Please transcribe the lines of the records from the line with "main-frame: [0, 3, 841, 408]" up to and including the line with "osma-bar: [202, 441, 205, 446]". Reproduce each line without any change.

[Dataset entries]
=======

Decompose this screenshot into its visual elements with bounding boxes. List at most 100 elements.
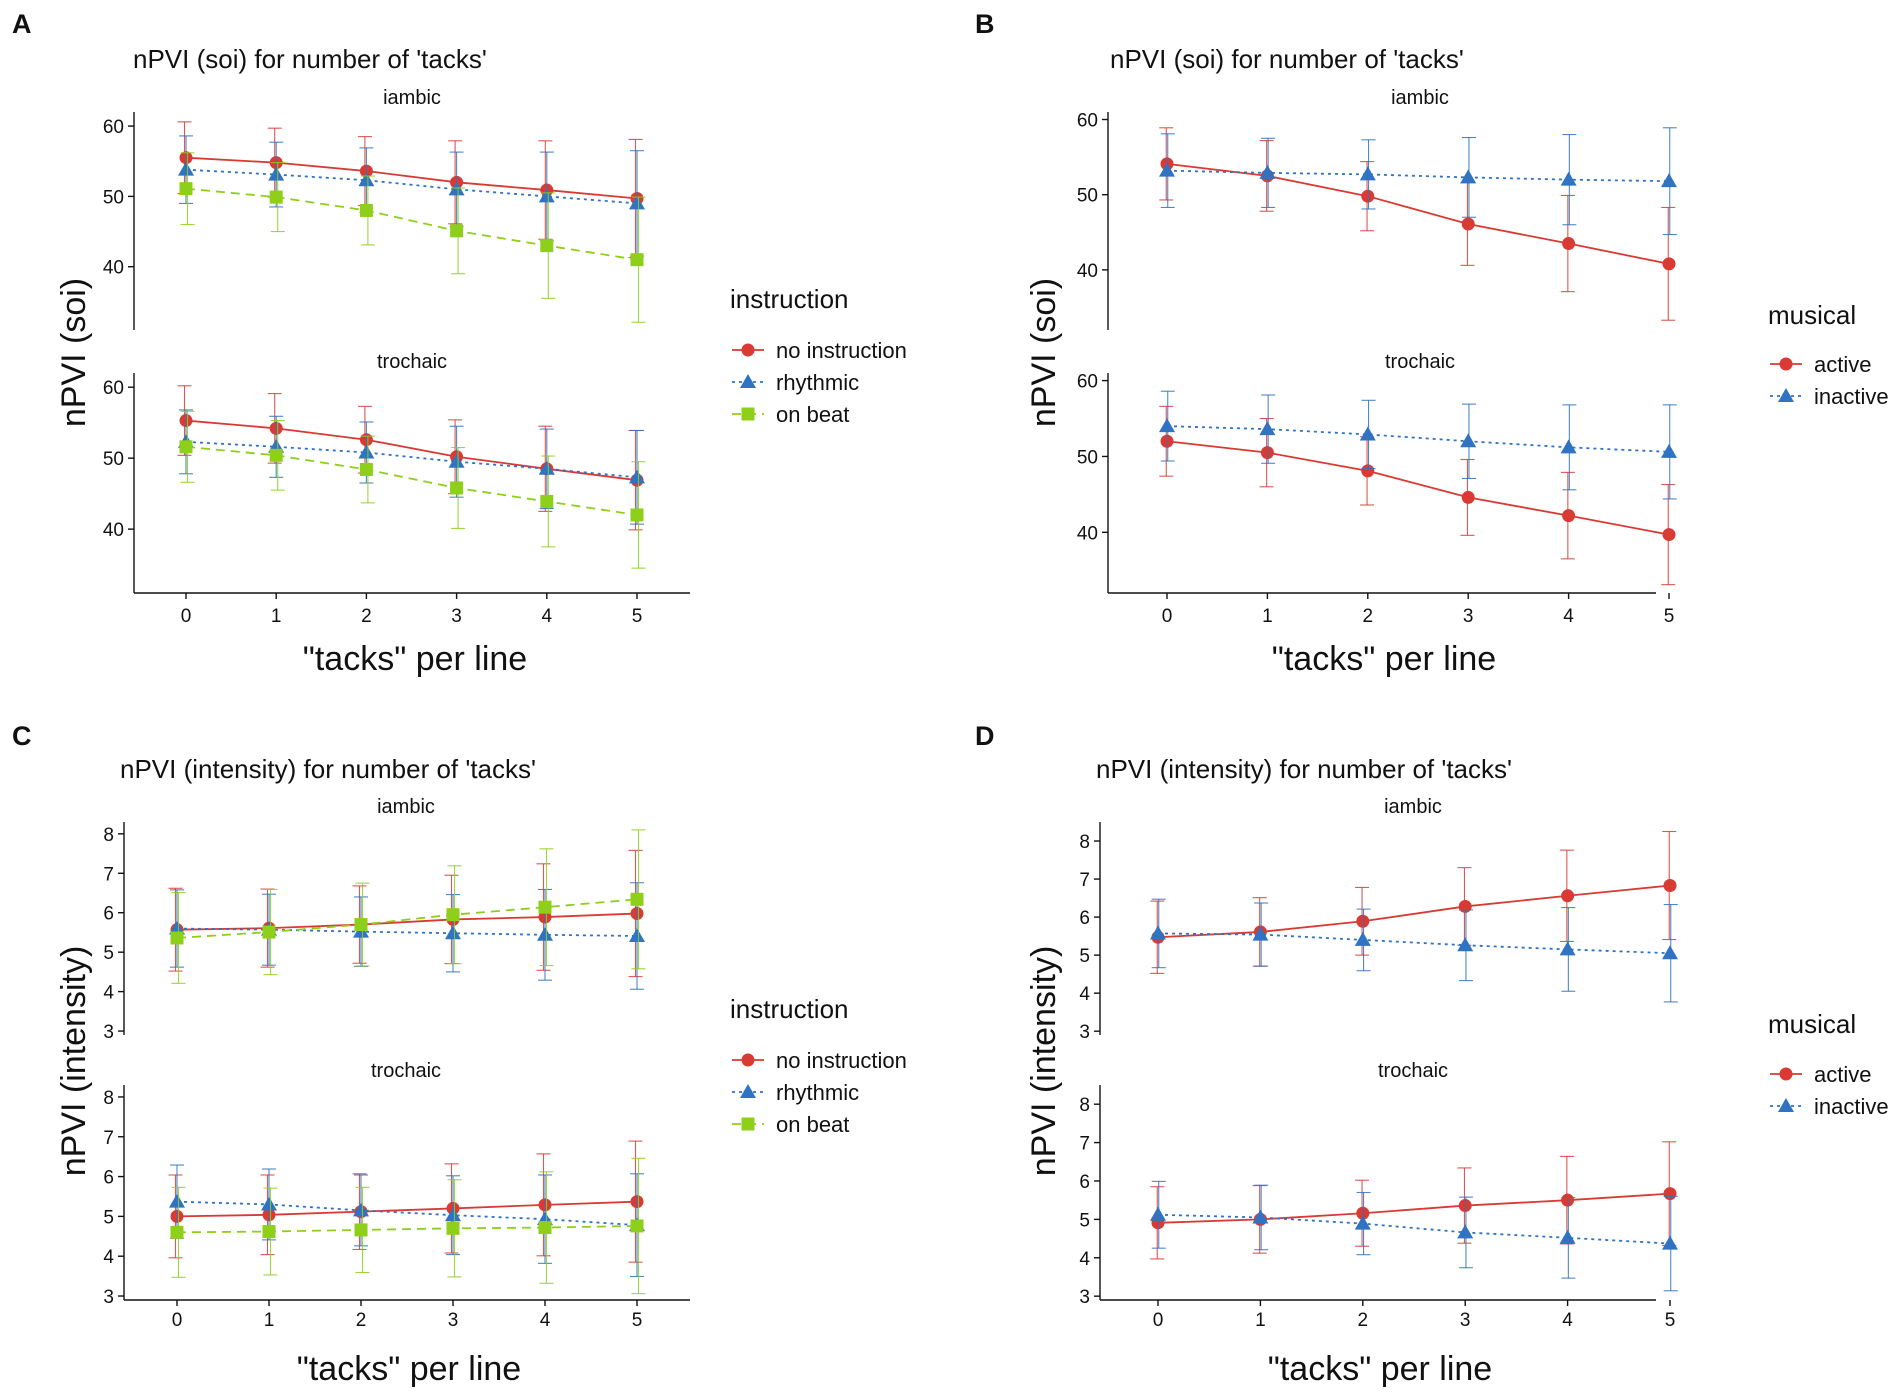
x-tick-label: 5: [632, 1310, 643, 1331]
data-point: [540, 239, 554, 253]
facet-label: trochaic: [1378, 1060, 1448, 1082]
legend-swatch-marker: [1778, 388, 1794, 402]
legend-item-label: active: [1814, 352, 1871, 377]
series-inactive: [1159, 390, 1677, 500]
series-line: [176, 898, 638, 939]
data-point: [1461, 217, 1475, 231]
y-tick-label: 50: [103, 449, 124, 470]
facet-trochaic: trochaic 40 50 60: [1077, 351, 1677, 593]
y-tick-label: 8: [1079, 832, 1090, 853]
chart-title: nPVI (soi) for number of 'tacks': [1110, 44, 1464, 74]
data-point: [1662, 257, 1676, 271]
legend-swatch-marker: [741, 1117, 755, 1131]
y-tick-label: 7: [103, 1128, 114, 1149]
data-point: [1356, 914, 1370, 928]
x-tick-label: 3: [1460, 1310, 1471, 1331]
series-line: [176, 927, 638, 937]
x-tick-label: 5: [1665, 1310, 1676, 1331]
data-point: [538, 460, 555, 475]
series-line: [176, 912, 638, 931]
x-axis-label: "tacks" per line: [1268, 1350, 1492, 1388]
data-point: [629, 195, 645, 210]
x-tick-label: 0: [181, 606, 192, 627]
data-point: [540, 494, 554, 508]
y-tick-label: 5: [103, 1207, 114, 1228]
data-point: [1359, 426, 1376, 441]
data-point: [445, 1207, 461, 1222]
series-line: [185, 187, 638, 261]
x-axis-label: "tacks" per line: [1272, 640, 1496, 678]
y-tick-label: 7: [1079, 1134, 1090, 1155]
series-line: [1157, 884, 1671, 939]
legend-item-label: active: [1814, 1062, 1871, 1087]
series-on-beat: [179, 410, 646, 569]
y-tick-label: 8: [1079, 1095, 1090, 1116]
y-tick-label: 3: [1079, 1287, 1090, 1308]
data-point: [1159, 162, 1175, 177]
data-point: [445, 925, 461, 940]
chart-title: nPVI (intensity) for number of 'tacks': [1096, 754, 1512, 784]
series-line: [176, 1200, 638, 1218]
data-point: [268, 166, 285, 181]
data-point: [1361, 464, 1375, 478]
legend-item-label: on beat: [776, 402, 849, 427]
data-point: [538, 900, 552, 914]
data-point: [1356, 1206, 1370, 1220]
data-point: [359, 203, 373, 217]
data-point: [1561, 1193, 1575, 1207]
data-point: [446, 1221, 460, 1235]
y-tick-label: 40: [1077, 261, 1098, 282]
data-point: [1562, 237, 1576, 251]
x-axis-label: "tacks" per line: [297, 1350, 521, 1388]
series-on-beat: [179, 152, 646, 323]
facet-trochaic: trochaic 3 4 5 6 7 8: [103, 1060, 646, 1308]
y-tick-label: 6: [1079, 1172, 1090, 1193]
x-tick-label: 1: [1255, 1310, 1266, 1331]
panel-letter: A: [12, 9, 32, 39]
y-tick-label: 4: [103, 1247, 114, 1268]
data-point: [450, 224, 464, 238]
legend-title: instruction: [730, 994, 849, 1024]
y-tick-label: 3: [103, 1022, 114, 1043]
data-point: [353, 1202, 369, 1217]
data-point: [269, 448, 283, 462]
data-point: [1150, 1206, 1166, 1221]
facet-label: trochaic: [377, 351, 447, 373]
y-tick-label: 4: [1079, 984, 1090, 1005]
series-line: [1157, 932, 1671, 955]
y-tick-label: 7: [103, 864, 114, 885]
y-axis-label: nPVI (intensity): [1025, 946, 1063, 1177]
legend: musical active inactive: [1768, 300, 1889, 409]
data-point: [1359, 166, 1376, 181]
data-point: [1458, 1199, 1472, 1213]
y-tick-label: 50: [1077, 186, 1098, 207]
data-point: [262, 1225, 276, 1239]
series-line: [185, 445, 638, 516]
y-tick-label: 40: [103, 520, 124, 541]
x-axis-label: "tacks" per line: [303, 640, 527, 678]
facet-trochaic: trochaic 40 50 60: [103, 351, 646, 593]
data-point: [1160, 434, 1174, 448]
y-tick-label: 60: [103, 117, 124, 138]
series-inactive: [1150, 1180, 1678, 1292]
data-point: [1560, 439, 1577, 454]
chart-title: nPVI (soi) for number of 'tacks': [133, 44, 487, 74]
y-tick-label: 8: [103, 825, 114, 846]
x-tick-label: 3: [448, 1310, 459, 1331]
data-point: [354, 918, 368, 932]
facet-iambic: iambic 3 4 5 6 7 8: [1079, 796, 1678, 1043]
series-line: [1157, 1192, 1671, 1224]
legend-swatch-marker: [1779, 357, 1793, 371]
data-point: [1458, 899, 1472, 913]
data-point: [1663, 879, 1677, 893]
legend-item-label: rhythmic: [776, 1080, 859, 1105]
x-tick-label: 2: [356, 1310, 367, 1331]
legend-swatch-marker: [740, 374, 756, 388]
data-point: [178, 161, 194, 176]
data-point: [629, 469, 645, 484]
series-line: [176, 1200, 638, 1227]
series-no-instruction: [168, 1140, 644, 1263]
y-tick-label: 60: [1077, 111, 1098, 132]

=======

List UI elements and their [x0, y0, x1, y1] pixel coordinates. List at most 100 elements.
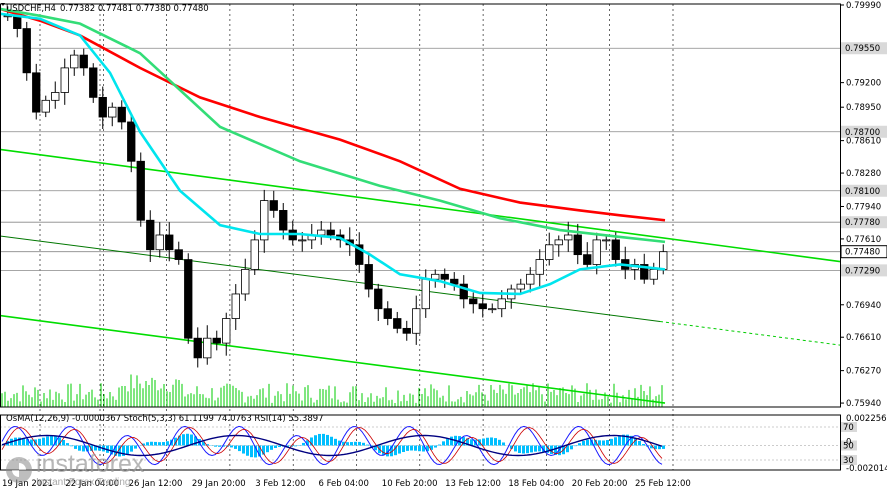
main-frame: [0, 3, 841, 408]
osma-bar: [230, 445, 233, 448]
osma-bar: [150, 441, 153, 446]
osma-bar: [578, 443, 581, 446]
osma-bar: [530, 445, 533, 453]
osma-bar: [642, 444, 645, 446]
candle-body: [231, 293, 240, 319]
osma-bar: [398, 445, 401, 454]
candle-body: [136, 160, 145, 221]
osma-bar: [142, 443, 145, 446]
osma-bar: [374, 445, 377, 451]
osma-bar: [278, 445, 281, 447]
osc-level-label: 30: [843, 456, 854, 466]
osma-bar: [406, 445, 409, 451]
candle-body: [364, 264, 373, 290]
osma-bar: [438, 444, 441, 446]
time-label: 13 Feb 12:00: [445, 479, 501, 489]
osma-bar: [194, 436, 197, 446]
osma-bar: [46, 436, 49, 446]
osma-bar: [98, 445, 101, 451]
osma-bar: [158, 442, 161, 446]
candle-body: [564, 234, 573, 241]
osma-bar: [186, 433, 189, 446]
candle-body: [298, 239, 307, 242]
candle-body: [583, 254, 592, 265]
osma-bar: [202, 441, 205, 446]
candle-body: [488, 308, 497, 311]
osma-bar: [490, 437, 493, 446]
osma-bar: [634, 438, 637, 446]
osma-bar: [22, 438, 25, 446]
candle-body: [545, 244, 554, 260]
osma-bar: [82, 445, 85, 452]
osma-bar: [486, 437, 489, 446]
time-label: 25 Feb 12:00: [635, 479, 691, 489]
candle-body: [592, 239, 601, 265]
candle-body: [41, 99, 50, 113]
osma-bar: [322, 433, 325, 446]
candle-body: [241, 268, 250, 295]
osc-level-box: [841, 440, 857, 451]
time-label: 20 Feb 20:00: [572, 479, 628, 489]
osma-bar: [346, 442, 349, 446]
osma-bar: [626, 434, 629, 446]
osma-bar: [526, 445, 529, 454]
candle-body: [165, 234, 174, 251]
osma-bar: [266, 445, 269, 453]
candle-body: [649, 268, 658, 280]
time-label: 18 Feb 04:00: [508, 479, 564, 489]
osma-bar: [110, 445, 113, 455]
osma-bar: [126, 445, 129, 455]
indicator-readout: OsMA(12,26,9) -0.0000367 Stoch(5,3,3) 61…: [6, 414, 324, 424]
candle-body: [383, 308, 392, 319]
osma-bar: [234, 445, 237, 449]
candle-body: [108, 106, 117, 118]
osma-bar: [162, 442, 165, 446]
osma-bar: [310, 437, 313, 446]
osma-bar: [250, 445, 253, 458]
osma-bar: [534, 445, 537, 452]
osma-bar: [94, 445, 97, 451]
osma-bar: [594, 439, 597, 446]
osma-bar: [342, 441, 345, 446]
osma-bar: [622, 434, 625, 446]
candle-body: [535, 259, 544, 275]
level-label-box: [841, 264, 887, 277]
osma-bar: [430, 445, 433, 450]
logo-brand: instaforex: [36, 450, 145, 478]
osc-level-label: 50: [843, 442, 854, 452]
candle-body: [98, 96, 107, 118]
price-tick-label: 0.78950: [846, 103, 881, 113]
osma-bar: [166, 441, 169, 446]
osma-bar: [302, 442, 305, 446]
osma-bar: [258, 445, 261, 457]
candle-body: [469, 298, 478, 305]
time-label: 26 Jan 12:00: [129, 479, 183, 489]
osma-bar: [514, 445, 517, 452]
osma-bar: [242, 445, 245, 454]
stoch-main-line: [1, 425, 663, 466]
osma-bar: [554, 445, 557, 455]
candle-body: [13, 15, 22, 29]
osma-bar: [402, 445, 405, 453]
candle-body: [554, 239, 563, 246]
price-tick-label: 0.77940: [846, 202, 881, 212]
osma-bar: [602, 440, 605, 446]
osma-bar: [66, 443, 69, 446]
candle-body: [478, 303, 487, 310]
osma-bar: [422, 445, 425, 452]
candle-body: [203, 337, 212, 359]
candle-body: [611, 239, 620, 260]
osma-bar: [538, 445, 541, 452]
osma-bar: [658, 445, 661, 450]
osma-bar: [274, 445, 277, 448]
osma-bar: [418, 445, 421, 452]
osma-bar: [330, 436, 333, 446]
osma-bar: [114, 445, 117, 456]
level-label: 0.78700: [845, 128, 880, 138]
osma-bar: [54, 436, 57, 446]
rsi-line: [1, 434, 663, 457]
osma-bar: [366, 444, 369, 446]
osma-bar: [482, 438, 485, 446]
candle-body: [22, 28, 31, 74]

=======

## Solution to the exercise
main-frame: [0, 3, 841, 408]
osma-bar: [230, 445, 233, 448]
osma-bar: [150, 441, 153, 446]
osma-bar: [578, 443, 581, 446]
osma-bar: [530, 445, 533, 453]
osma-bar: [642, 444, 645, 446]
candle-body: [231, 293, 240, 319]
osma-bar: [398, 445, 401, 454]
candle-body: [136, 160, 145, 221]
osma-bar: [142, 443, 145, 446]
osma-bar: [374, 445, 377, 451]
osma-bar: [278, 445, 281, 447]
osc-level-label: 30: [843, 456, 854, 466]
osma-bar: [406, 445, 409, 451]
candle-body: [364, 264, 373, 290]
osma-bar: [438, 444, 441, 446]
time-label: 13 Feb 12:00: [445, 479, 501, 489]
osma-bar: [194, 436, 197, 446]
osma-bar: [46, 436, 49, 446]
osma-bar: [98, 445, 101, 451]
osma-bar: [158, 442, 161, 446]
candle-body: [564, 234, 573, 241]
osma-bar: [186, 433, 189, 446]
candle-body: [298, 239, 307, 242]
candle-body: [583, 254, 592, 265]
osma-bar: [202, 441, 205, 446]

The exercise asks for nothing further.